WRITTEN REQUEST: Output the material exactly, but drop every image it holds.

:: SUPPLIED MATERIAL

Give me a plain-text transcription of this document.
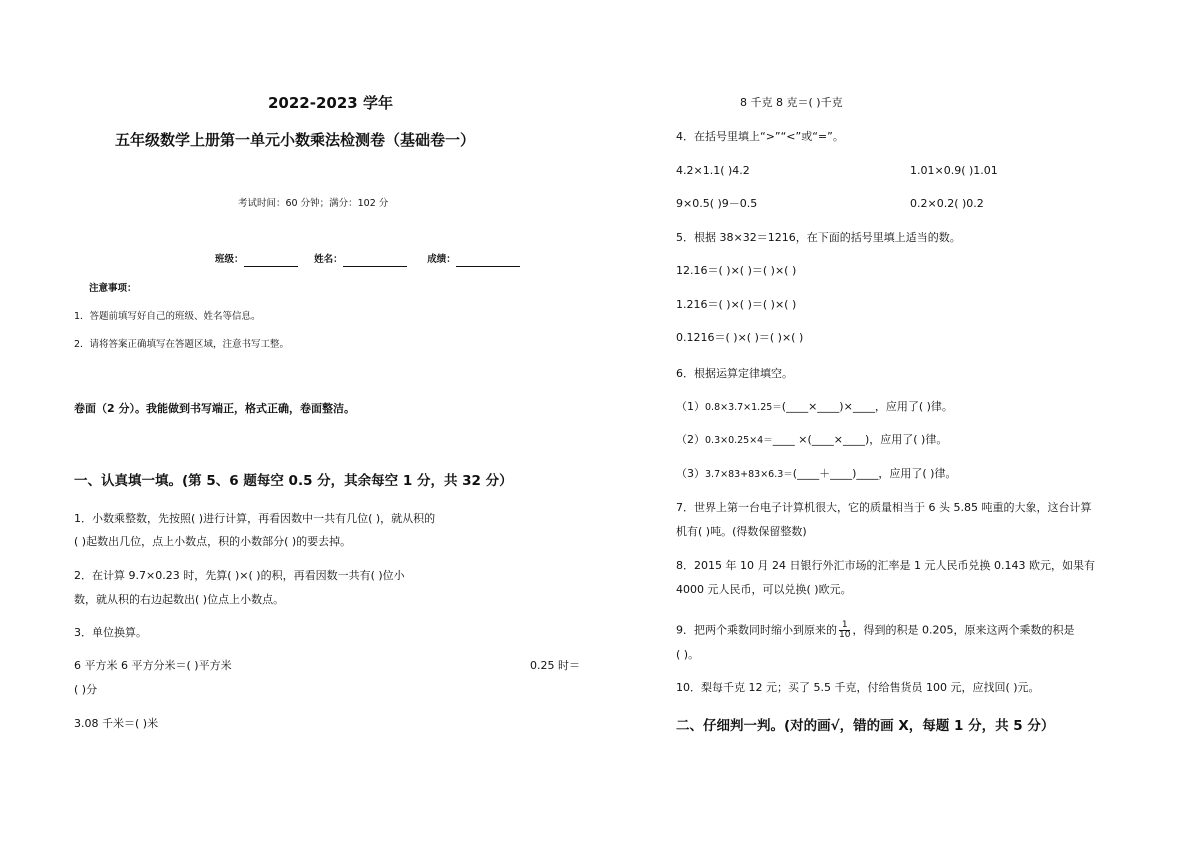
2022-2023 学年
五年级数学上册第一单元小数乘法检测卷（基础卷一）
考试时间：60 分钟；满分：102 分
班级：	姓名：	成绩：
注意事项：
1．答题前填写好自己的班级、姓名等信息。
2．请将答案正确填写在答题区域，注意书写工整。
卷面（2 分）。我能做到书写端正，格式正确，卷面整洁。
一、认真填一填。(第 5、6 题每空 0.5 分，其余每空 1 分，共 32 分）
1．小数乘整数，先按照( )进行计算，再看因数中一共有几位( )，就从积的
( )起数出几位，点上小数点，积的小数部分( )的要去掉。
2．在计算 9.7×0.23 时，先算( )×( )的积，再看因数一共有( )位小
数，就从积的右边起数出( )位点上小数点。
3．单位换算。
6 平方米 6 平方分米＝( )平方米	0.25 时＝
( )分
3.08 千米＝( )米
8 千克 8 克＝( )千克
4．在括号里填上“>”“<”或“=”。
4.2×1.1( )4.2	1.01×0.9( )1.01
9×0.5( )9－0.5	0.2×0.2( )0.2
5．根据 38×32＝1216，在下面的括号里填上适当的数。
12.16＝( )×( )＝( )×( )
1.216＝( )×( )＝( )×( )
0.1216＝( )×( )＝( )×( )
6．根据运算定律填空。
（1）0.8×3.7×1.25＝(____×____)×____，应用了( )律。
（2）0.3×0.25×4＝____ ×(____×____)，应用了( )律。
（3）3.7×83+83×6.3＝(____＋____)____，应用了( )律。
7．世界上第一台电子计算机很大，它的质量相当于 6 头 5.85 吨重的大象，这台计算
机有( )吨。(得数保留整数)
8．2015 年 10 月 24 日银行外汇市场的汇率是 1 元人民币兑换 0.143 欧元，如果有
4000 元人民币，可以兑换( )欧元。
9．把两个乘数同时缩小到原来的 $\frac{1}{10}$ ，得到的积是 0.205，原来这两个乘数的积是
( )。
10．梨每千克 12 元；买了 5.5 千克，付给售货员 100 元，应找回( )元。
二、仔细判一判。(对的画√，错的画 X，每题 1 分，共 5 分）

::::

RESULT BELOW:
Give me a plain-text transcription of this document.
2022-2023 学年
五年级数学上册第一单元小数乘法检测卷（基础卷一）
考试时间：60 分钟；满分：102 分
班级：	姓名：	成绩：
注意事项：
1．答题前填写好自己的班级、姓名等信息。
2．请将答案正确填写在答题区域，注意书写工整。
卷面（2 分）。我能做到书写端正，格式正确，卷面整洁。
一、认真填一填。(第 5、6 题每空 0.5 分，其余每空 1 分，共 32 分）
1．小数乘整数，先按照( )进行计算，再看因数中一共有几位( )，就从积的
( )起数出几位，点上小数点，积的小数部分( )的要去掉。
2．在计算 9.7×0.23 时，先算( )×( )的积，再看因数一共有( )位小
数，就从积的右边起数出( )位点上小数点。
3．单位换算。
6 平方米 6 平方分米＝( )平方米	0.25 时＝
( )分
3.08 千米＝( )米
8 千克 8 克＝( )千克
4．在括号里填上“>”“<”或“=”。
4.2×1.1( )4.2	1.01×0.9( )1.01
9×0.5( )9－0.5	0.2×0.2( )0.2
5．根据 38×32＝1216，在下面的括号里填上适当的数。
12.16＝( )×( )＝( )×( )
1.216＝( )×( )＝( )×( )
0.1216＝( )×( )＝( )×( )
6．根据运算定律填空。
（1）0.8×3.7×1.25＝(____×____)×____，应用了( )律。
（2）0.3×0.25×4＝____ ×(____×____)，应用了( )律。
（3）3.7×83+83×6.3＝(____＋____)____，应用了( )律。
7．世界上第一台电子计算机很大，它的质量相当于 6 头 5.85 吨重的大象，这台计算
机有( )吨。(得数保留整数)
8．2015 年 10 月 24 日银行外汇市场的汇率是 1 元人民币兑换 0.143 欧元，如果有
4000 元人民币，可以兑换( )欧元。
9．把两个乘数同时缩小到原来的 $\frac{1}{10}$ ，得到的积是 0.205，原来这两个乘数的积是
( )。
10．梨每千克 12 元；买了 5.5 千克，付给售货员 100 元，应找回( )元。
二、仔细判一判。(对的画√，错的画 X，每题 1 分，共 5 分）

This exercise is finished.